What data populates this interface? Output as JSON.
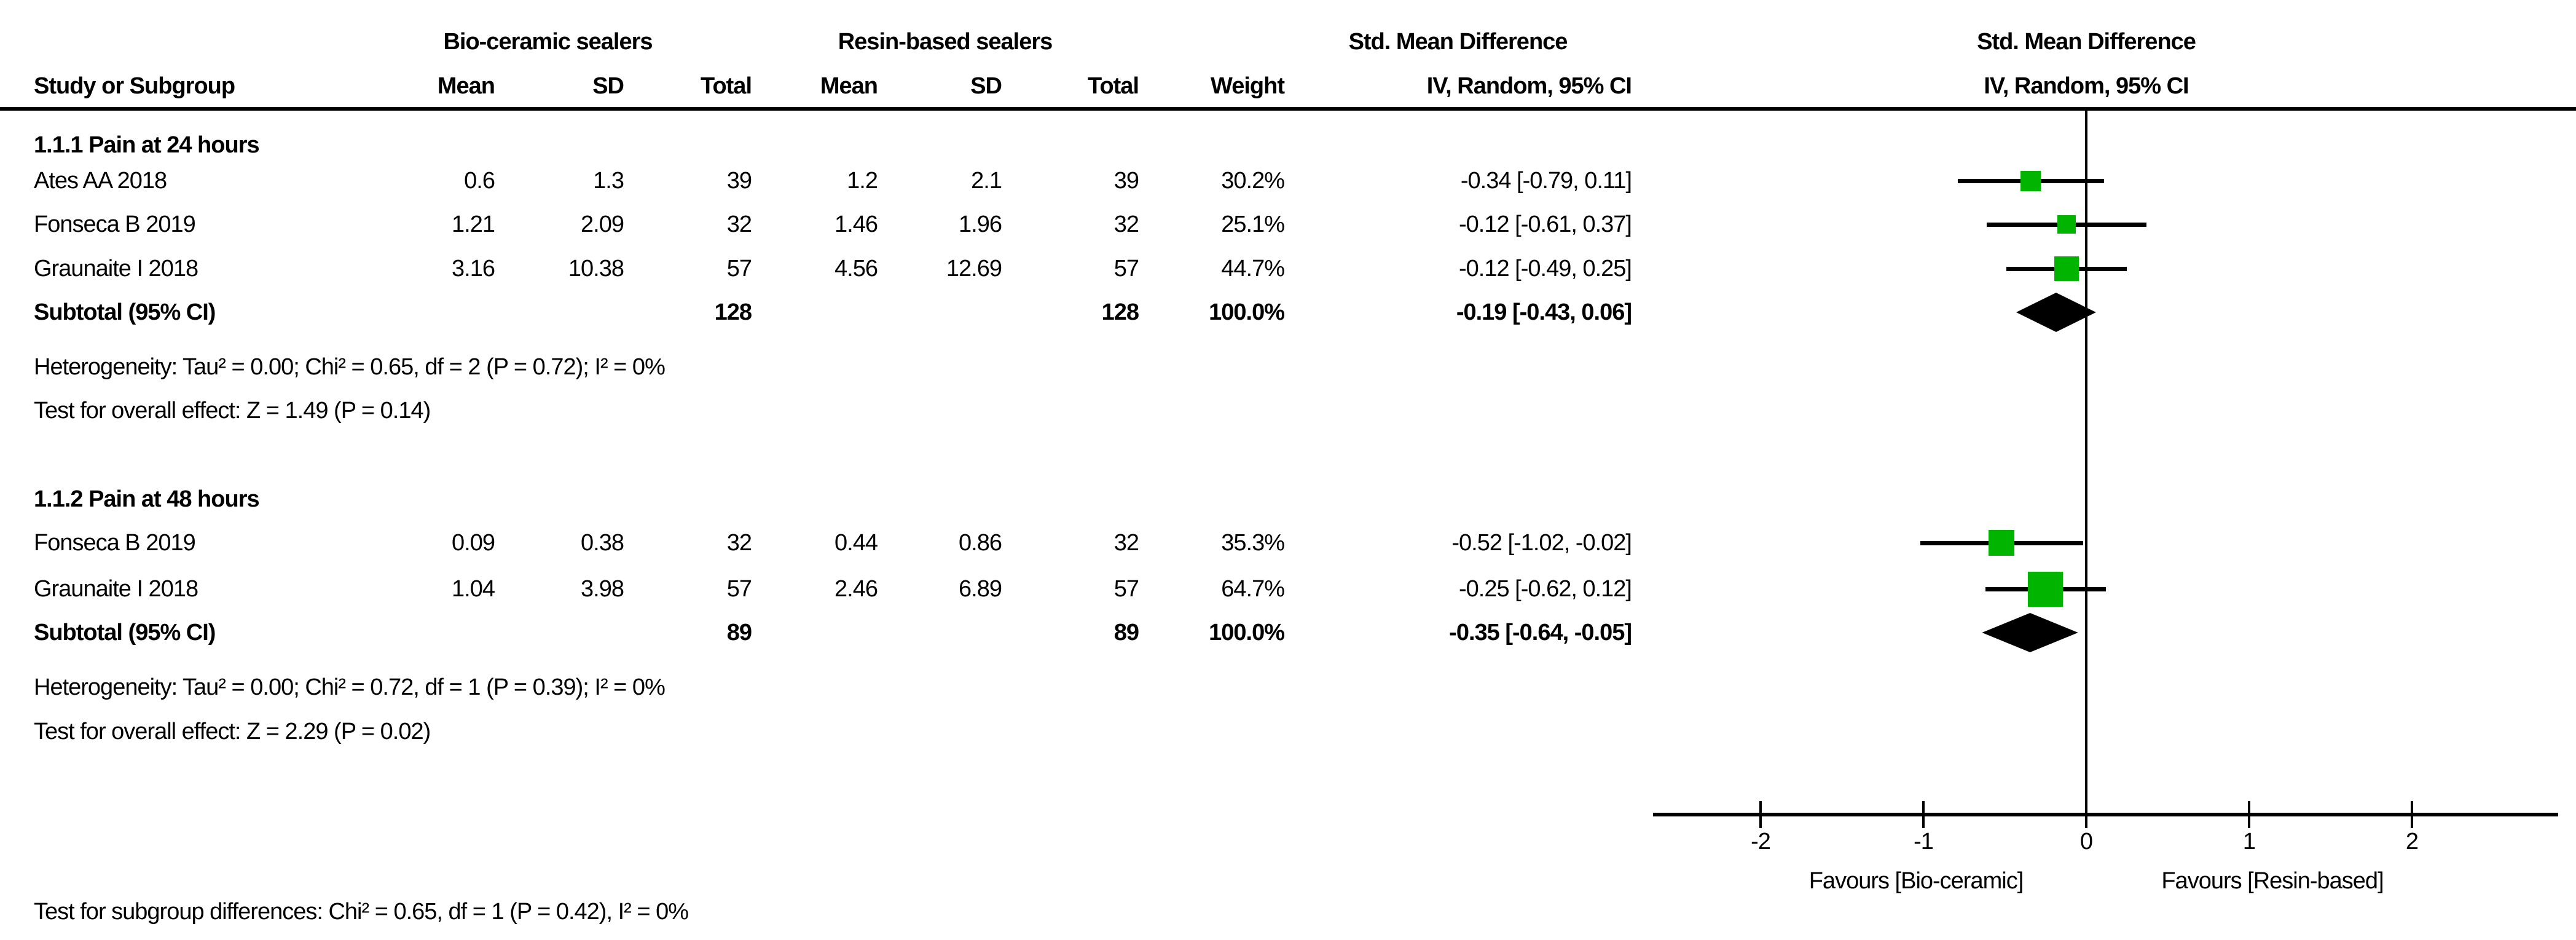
{
  "header": {
    "study_col": "Study or Subgroup",
    "group1": "Bio-ceramic sealers",
    "group2": "Resin-based sealers",
    "mean": "Mean",
    "sd": "SD",
    "total": "Total",
    "weight": "Weight",
    "smd_col_title": "Std. Mean Difference",
    "smd_col_sub": "IV, Random, 95% CI",
    "plot_title": "Std. Mean Difference",
    "plot_sub": "IV, Random, 95% CI"
  },
  "sections": [
    {
      "title": "1.1.1 Pain at 24 hours",
      "studies": [
        {
          "label": "Ates AA 2018",
          "mean1": "0.6",
          "sd1": "1.3",
          "total1": "39",
          "mean2": "1.2",
          "sd2": "2.1",
          "total2": "39",
          "weight": "30.2%",
          "ci": "-0.34 [-0.79, 0.11]"
        },
        {
          "label": "Fonseca B 2019",
          "mean1": "1.21",
          "sd1": "2.09",
          "total1": "32",
          "mean2": "1.46",
          "sd2": "1.96",
          "total2": "32",
          "weight": "25.1%",
          "ci": "-0.12 [-0.61, 0.37]"
        },
        {
          "label": "Graunaite I 2018",
          "mean1": "3.16",
          "sd1": "10.38",
          "total1": "57",
          "mean2": "4.56",
          "sd2": "12.69",
          "total2": "57",
          "weight": "44.7%",
          "ci": "-0.12 [-0.49, 0.25]"
        }
      ],
      "subtotal": {
        "label": "Subtotal (95% CI)",
        "total1": "128",
        "total2": "128",
        "weight": "100.0%",
        "ci": "-0.19 [-0.43, 0.06]"
      },
      "heterogeneity": "Heterogeneity: Tau² = 0.00; Chi² = 0.65, df = 2 (P = 0.72); I² = 0%",
      "overall_effect": "Test for overall effect: Z = 1.49 (P = 0.14)"
    },
    {
      "title": "1.1.2 Pain at 48 hours",
      "studies": [
        {
          "label": "Fonseca B 2019",
          "mean1": "0.09",
          "sd1": "0.38",
          "total1": "32",
          "mean2": "0.44",
          "sd2": "0.86",
          "total2": "32",
          "weight": "35.3%",
          "ci": "-0.52 [-1.02, -0.02]"
        },
        {
          "label": "Graunaite I 2018",
          "mean1": "1.04",
          "sd1": "3.98",
          "total1": "57",
          "mean2": "2.46",
          "sd2": "6.89",
          "total2": "57",
          "weight": "64.7%",
          "ci": "-0.25 [-0.62, 0.12]"
        }
      ],
      "subtotal": {
        "label": "Subtotal (95% CI)",
        "total1": "89",
        "total2": "89",
        "weight": "100.0%",
        "ci": "-0.35 [-0.64, -0.05]"
      },
      "heterogeneity": "Heterogeneity: Tau² = 0.00; Chi² = 0.72, df = 1 (P = 0.39); I² = 0%",
      "overall_effect": "Test for overall effect: Z = 2.29 (P = 0.02)"
    }
  ],
  "subgroup_test": "Test for subgroup differences: Chi² = 0.65, df = 1 (P = 0.42), I² = 0%",
  "chart_data": {
    "type": "forest",
    "title": "Std. Mean Difference",
    "subtitle": "IV, Random, 95% CI",
    "effect_measure": "Std. Mean Difference (IV, Random, 95% CI)",
    "axis": {
      "ticks": [
        -2,
        -1,
        0,
        1,
        2
      ],
      "xlim": [
        -2.66,
        2.9
      ],
      "favours_left": "Favours [Bio-ceramic]",
      "favours_right": "Favours [Resin-based]"
    },
    "marker_color": "#00b400",
    "line_color": "#000000",
    "sections": [
      {
        "name": "1.1.1 Pain at 24 hours",
        "studies": [
          {
            "label": "Ates AA 2018",
            "smd": -0.34,
            "low": -0.79,
            "high": 0.11,
            "weight": 30.2
          },
          {
            "label": "Fonseca B 2019",
            "smd": -0.12,
            "low": -0.61,
            "high": 0.37,
            "weight": 25.1
          },
          {
            "label": "Graunaite I 2018",
            "smd": -0.12,
            "low": -0.49,
            "high": 0.25,
            "weight": 44.7
          }
        ],
        "subtotal": {
          "smd": -0.19,
          "low": -0.43,
          "high": 0.06
        }
      },
      {
        "name": "1.1.2 Pain at 48 hours",
        "studies": [
          {
            "label": "Fonseca B 2019",
            "smd": -0.52,
            "low": -1.02,
            "high": -0.02,
            "weight": 35.3
          },
          {
            "label": "Graunaite I 2018",
            "smd": -0.25,
            "low": -0.62,
            "high": 0.12,
            "weight": 64.7
          }
        ],
        "subtotal": {
          "smd": -0.35,
          "low": -0.64,
          "high": -0.05
        }
      }
    ]
  }
}
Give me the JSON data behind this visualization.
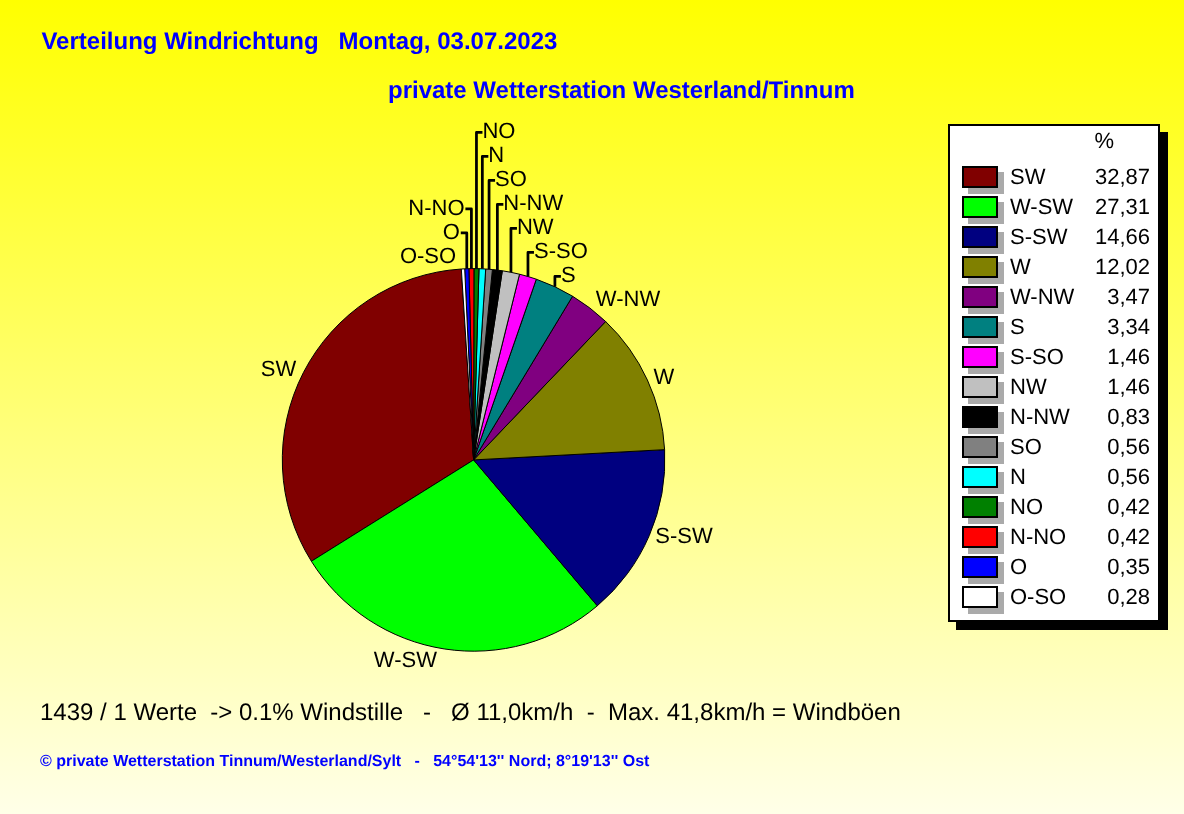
{
  "chart_data": {
    "type": "pie",
    "title": "Verteilung Windrichtung   Montag, 03.07.2023",
    "subtitle": "private Wetterstation Westerland/Tinnum",
    "legend_title": "%",
    "categories": [
      "SW",
      "W-SW",
      "S-SW",
      "W",
      "W-NW",
      "S",
      "S-SO",
      "NW",
      "N-NW",
      "SO",
      "N",
      "NO",
      "N-NO",
      "O",
      "O-SO"
    ],
    "values": [
      32.87,
      27.31,
      14.66,
      12.02,
      3.47,
      3.34,
      1.46,
      1.46,
      0.83,
      0.56,
      0.56,
      0.42,
      0.42,
      0.35,
      0.28
    ],
    "value_labels": [
      "32,87",
      "27,31",
      "14,66",
      "12,02",
      "3,47",
      "3,34",
      "1,46",
      "1,46",
      "0,83",
      "0,56",
      "0,56",
      "0,42",
      "0,42",
      "0,35",
      "0,28"
    ],
    "colors": [
      "#800000",
      "#00ff00",
      "#000080",
      "#808000",
      "#800080",
      "#008080",
      "#ff00ff",
      "#c0c0c0",
      "#000000",
      "#808080",
      "#00ffff",
      "#008000",
      "#ff0000",
      "#0000ff",
      "#ffffff"
    ],
    "legend": "right",
    "annotations": [
      "1439 / 1 Werte  -> 0.1% Windstille   -   Ø 11,0km/h  -  Max. 41,8km/h = Windböen",
      "© private Wetterstation Tinnum/Westerland/Sylt   -   54°54'13'' Nord; 8°19'13'' Ost"
    ]
  }
}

**THE REQUEST**
The data should be printed again unchanged; leave its pictures out.

**RESULT OF THE TASK**
What data populates this interface? Output as JSON.
{
  "header": {
    "study_col": "Study or Subgroup",
    "group1": "Bio-ceramic sealers",
    "group2": "Resin-based sealers",
    "mean": "Mean",
    "sd": "SD",
    "total": "Total",
    "weight": "Weight",
    "smd_col_title": "Std. Mean Difference",
    "smd_col_sub": "IV, Random, 95% CI",
    "plot_title": "Std. Mean Difference",
    "plot_sub": "IV, Random, 95% CI"
  },
  "sections": [
    {
      "title": "1.1.1 Pain at 24 hours",
      "studies": [
        {
          "label": "Ates AA 2018",
          "mean1": "0.6",
          "sd1": "1.3",
          "total1": "39",
          "mean2": "1.2",
          "sd2": "2.1",
          "total2": "39",
          "weight": "30.2%",
          "ci": "-0.34 [-0.79, 0.11]"
        },
        {
          "label": "Fonseca B 2019",
          "mean1": "1.21",
          "sd1": "2.09",
          "total1": "32",
          "mean2": "1.46",
          "sd2": "1.96",
          "total2": "32",
          "weight": "25.1%",
          "ci": "-0.12 [-0.61, 0.37]"
        },
        {
          "label": "Graunaite I 2018",
          "mean1": "3.16",
          "sd1": "10.38",
          "total1": "57",
          "mean2": "4.56",
          "sd2": "12.69",
          "total2": "57",
          "weight": "44.7%",
          "ci": "-0.12 [-0.49, 0.25]"
        }
      ],
      "subtotal": {
        "label": "Subtotal (95% CI)",
        "total1": "128",
        "total2": "128",
        "weight": "100.0%",
        "ci": "-0.19 [-0.43, 0.06]"
      },
      "heterogeneity": "Heterogeneity: Tau² = 0.00; Chi² = 0.65, df = 2 (P = 0.72); I² = 0%",
      "overall_effect": "Test for overall effect: Z = 1.49 (P = 0.14)"
    },
    {
      "title": "1.1.2 Pain at 48 hours",
      "studies": [
        {
          "label": "Fonseca B 2019",
          "mean1": "0.09",
          "sd1": "0.38",
          "total1": "32",
          "mean2": "0.44",
          "sd2": "0.86",
          "total2": "32",
          "weight": "35.3%",
          "ci": "-0.52 [-1.02, -0.02]"
        },
        {
          "label": "Graunaite I 2018",
          "mean1": "1.04",
          "sd1": "3.98",
          "total1": "57",
          "mean2": "2.46",
          "sd2": "6.89",
          "total2": "57",
          "weight": "64.7%",
          "ci": "-0.25 [-0.62, 0.12]"
        }
      ],
      "subtotal": {
        "label": "Subtotal (95% CI)",
        "total1": "89",
        "total2": "89",
        "weight": "100.0%",
        "ci": "-0.35 [-0.64, -0.05]"
      },
      "heterogeneity": "Heterogeneity: Tau² = 0.00; Chi² = 0.72, df = 1 (P = 0.39); I² = 0%",
      "overall_effect": "Test for overall effect: Z = 2.29 (P = 0.02)"
    }
  ],
  "subgroup_test": "Test for subgroup differences: Chi² = 0.65, df = 1 (P = 0.42), I² = 0%",
  "chart_data": {
    "type": "forest",
    "title": "Std. Mean Difference",
    "subtitle": "IV, Random, 95% CI",
    "effect_measure": "Std. Mean Difference (IV, Random, 95% CI)",
    "axis": {
      "ticks": [
        -2,
        -1,
        0,
        1,
        2
      ],
      "xlim": [
        -2.66,
        2.9
      ],
      "favours_left": "Favours [Bio-ceramic]",
      "favours_right": "Favours [Resin-based]"
    },
    "marker_color": "#00b400",
    "line_color": "#000000",
    "sections": [
      {
        "name": "1.1.1 Pain at 24 hours",
        "studies": [
          {
            "label": "Ates AA 2018",
            "smd": -0.34,
            "low": -0.79,
            "high": 0.11,
            "weight": 30.2
          },
          {
            "label": "Fonseca B 2019",
            "smd": -0.12,
            "low": -0.61,
            "high": 0.37,
            "weight": 25.1
          },
          {
            "label": "Graunaite I 2018",
            "smd": -0.12,
            "low": -0.49,
            "high": 0.25,
            "weight": 44.7
          }
        ],
        "subtotal": {
          "smd": -0.19,
          "low": -0.43,
          "high": 0.06
        }
      },
      {
        "name": "1.1.2 Pain at 48 hours",
        "studies": [
          {
            "label": "Fonseca B 2019",
            "smd": -0.52,
            "low": -1.02,
            "high": -0.02,
            "weight": 35.3
          },
          {
            "label": "Graunaite I 2018",
            "smd": -0.25,
            "low": -0.62,
            "high": 0.12,
            "weight": 64.7
          }
        ],
        "subtotal": {
          "smd": -0.35,
          "low": -0.64,
          "high": -0.05
        }
      }
    ]
  }
}
Give me the JSON data behind this visualization.
{
  "chart_data": {
    "type": "pie",
    "title": "Verteilung Windrichtung   Montag, 03.07.2023",
    "subtitle": "private Wetterstation Westerland/Tinnum",
    "legend_title": "%",
    "categories": [
      "SW",
      "W-SW",
      "S-SW",
      "W",
      "W-NW",
      "S",
      "S-SO",
      "NW",
      "N-NW",
      "SO",
      "N",
      "NO",
      "N-NO",
      "O",
      "O-SO"
    ],
    "values": [
      32.87,
      27.31,
      14.66,
      12.02,
      3.47,
      3.34,
      1.46,
      1.46,
      0.83,
      0.56,
      0.56,
      0.42,
      0.42,
      0.35,
      0.28
    ],
    "value_labels": [
      "32,87",
      "27,31",
      "14,66",
      "12,02",
      "3,47",
      "3,34",
      "1,46",
      "1,46",
      "0,83",
      "0,56",
      "0,56",
      "0,42",
      "0,42",
      "0,35",
      "0,28"
    ],
    "colors": [
      "#800000",
      "#00ff00",
      "#000080",
      "#808000",
      "#800080",
      "#008080",
      "#ff00ff",
      "#c0c0c0",
      "#000000",
      "#808080",
      "#00ffff",
      "#008000",
      "#ff0000",
      "#0000ff",
      "#ffffff"
    ],
    "legend": "right",
    "annotations": [
      "1439 / 1 Werte  -> 0.1% Windstille   -   Ø 11,0km/h  -  Max. 41,8km/h = Windböen",
      "© private Wetterstation Tinnum/Westerland/Sylt   -   54°54'13'' Nord; 8°19'13'' Ost"
    ]
  }
}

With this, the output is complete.